- RECORD EXTRACTS
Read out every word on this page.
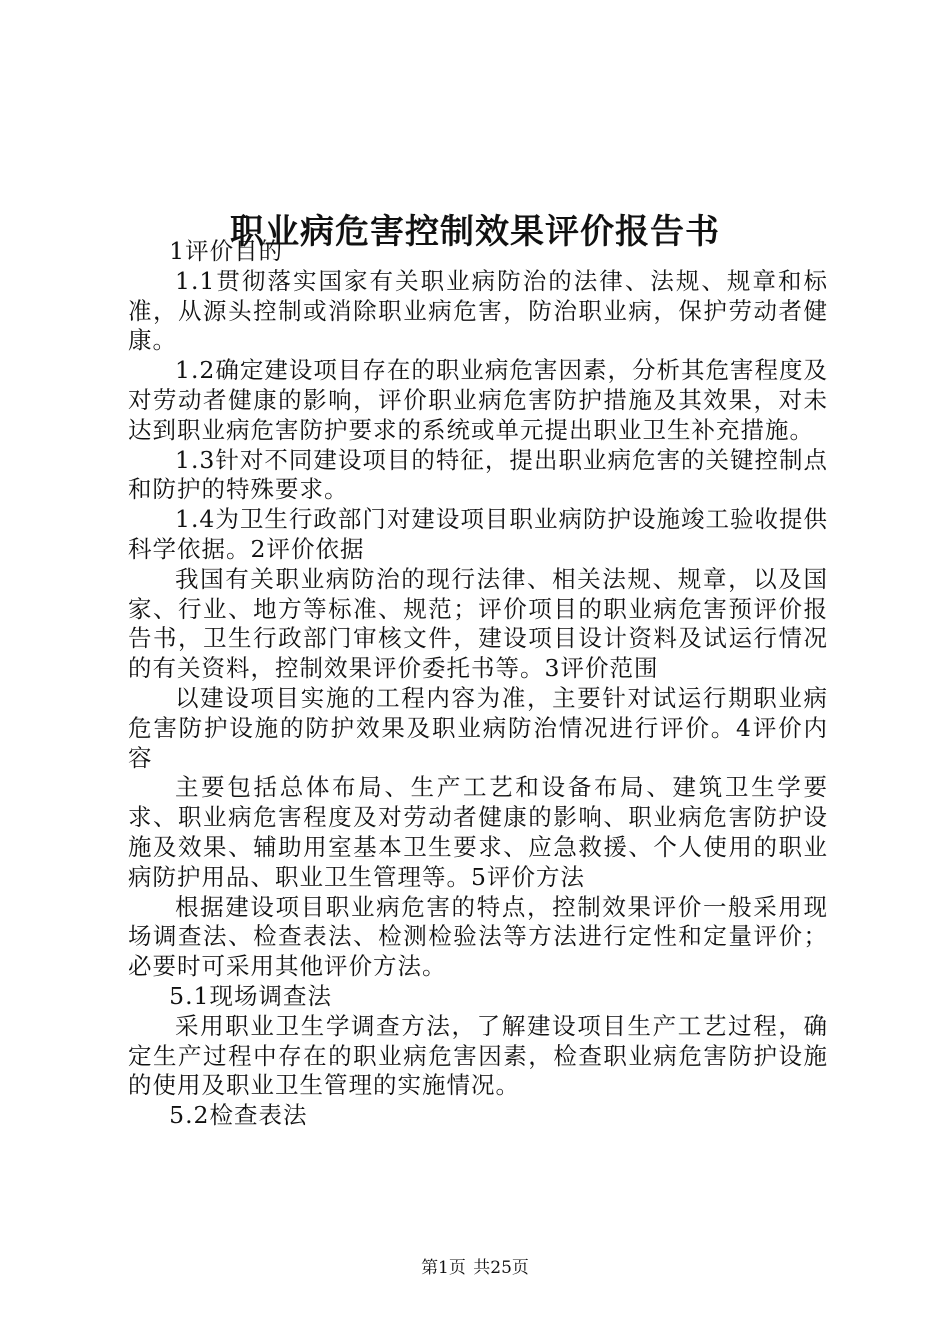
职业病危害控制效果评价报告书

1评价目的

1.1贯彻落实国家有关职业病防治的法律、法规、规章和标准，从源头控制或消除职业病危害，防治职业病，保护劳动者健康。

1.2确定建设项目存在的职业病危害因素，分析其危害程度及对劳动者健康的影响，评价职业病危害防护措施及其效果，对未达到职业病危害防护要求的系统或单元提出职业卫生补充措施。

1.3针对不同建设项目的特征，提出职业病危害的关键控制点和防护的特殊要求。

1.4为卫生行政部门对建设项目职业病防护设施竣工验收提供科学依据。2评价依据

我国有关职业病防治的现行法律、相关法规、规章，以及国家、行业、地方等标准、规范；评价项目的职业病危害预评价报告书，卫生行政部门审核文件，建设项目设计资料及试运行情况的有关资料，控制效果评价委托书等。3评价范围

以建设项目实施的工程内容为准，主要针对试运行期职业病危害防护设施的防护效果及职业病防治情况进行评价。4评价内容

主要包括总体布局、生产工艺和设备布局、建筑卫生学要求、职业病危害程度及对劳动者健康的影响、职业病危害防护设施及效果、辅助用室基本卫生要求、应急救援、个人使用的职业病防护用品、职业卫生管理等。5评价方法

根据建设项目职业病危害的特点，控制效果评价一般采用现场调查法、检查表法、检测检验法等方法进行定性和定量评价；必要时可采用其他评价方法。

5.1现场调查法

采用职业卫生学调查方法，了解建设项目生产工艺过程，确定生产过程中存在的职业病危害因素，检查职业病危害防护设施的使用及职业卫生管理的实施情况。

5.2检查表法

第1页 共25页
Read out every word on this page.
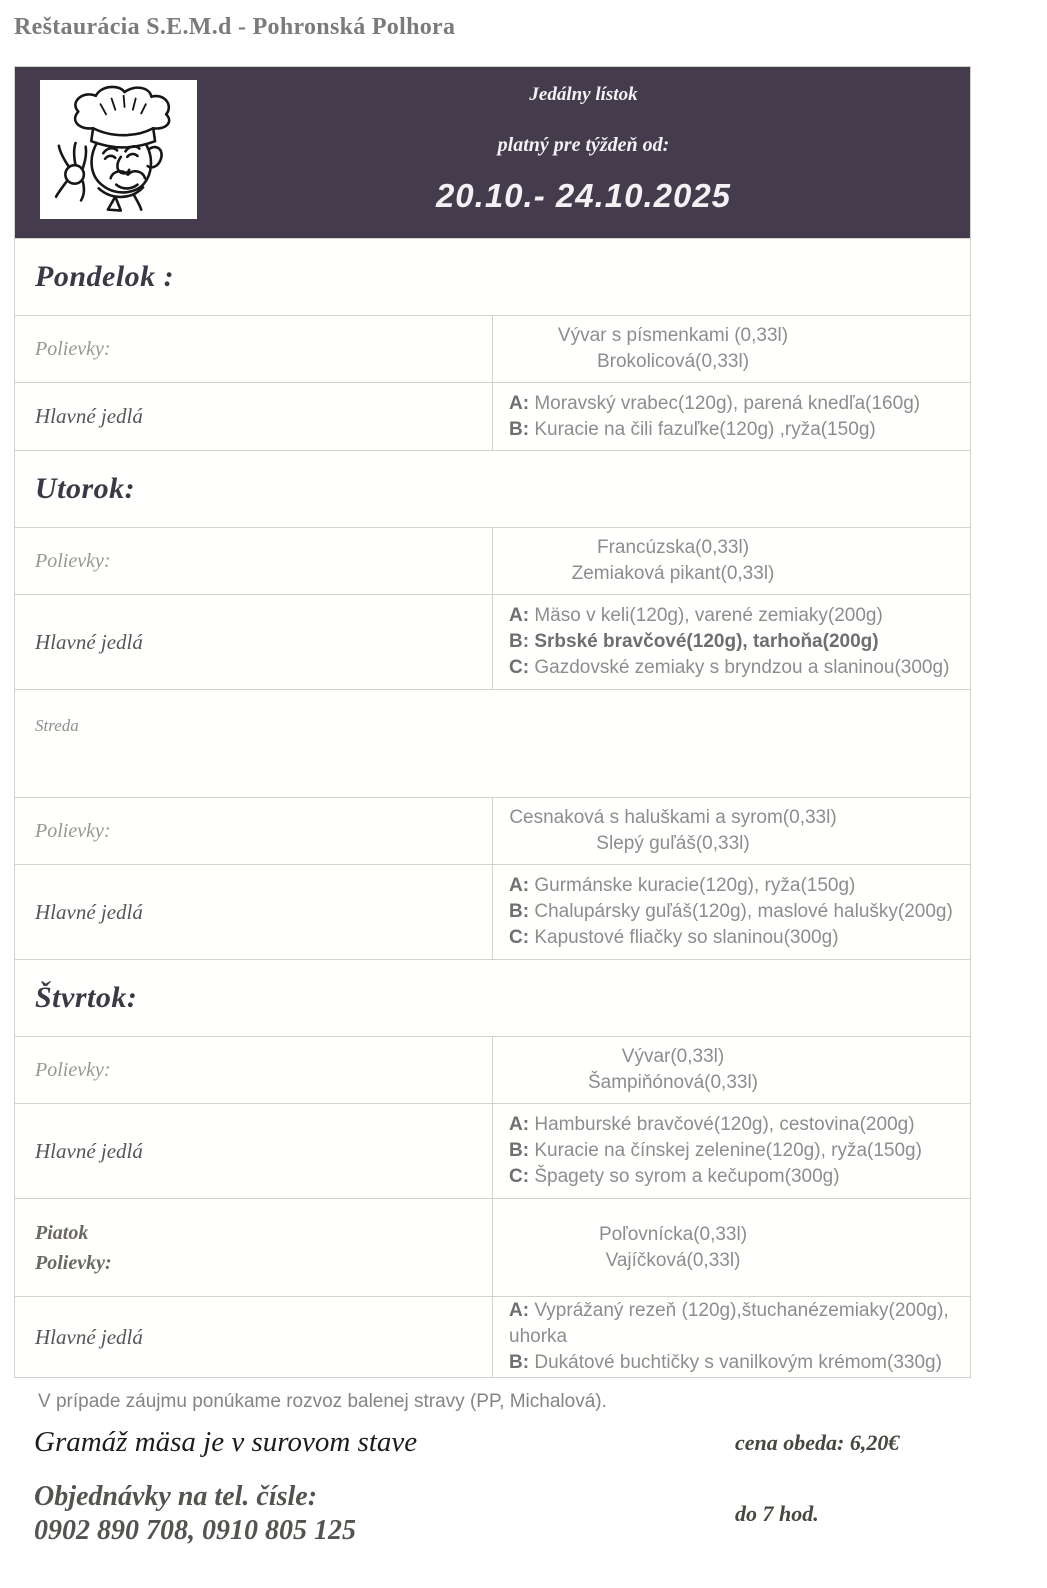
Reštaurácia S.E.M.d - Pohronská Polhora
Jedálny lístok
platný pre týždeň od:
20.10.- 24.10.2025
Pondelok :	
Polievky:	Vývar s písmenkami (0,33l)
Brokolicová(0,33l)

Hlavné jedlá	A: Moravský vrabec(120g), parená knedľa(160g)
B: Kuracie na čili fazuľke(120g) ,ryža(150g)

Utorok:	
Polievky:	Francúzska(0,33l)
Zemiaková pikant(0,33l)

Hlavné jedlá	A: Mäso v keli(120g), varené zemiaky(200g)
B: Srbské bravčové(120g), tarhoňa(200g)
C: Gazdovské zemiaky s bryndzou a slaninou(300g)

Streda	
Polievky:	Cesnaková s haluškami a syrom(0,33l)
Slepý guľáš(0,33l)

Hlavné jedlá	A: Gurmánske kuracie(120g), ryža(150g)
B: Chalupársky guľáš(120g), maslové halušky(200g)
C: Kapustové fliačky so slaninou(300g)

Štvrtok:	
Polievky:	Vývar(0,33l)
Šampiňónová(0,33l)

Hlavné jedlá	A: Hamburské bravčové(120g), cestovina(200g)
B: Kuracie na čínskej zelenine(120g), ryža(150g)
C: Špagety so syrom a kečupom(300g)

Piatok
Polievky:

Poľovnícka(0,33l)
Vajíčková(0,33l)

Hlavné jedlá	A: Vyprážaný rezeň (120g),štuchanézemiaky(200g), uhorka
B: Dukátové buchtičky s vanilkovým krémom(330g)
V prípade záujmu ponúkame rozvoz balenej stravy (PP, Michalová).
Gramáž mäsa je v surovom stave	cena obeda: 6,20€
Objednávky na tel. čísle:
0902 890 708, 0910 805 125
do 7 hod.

- YOUR OBJECTIVE
List all lines in the material containing the string "ryža".

- FULL OUTPUT
B: Kuracie na čili fazuľke(120g) ,ryža(150g)
Hlavné jedlá	A: Gurmánske kuracie(120g), ryža(150g)
B: Kuracie na čínskej zelenine(120g), ryža(150g)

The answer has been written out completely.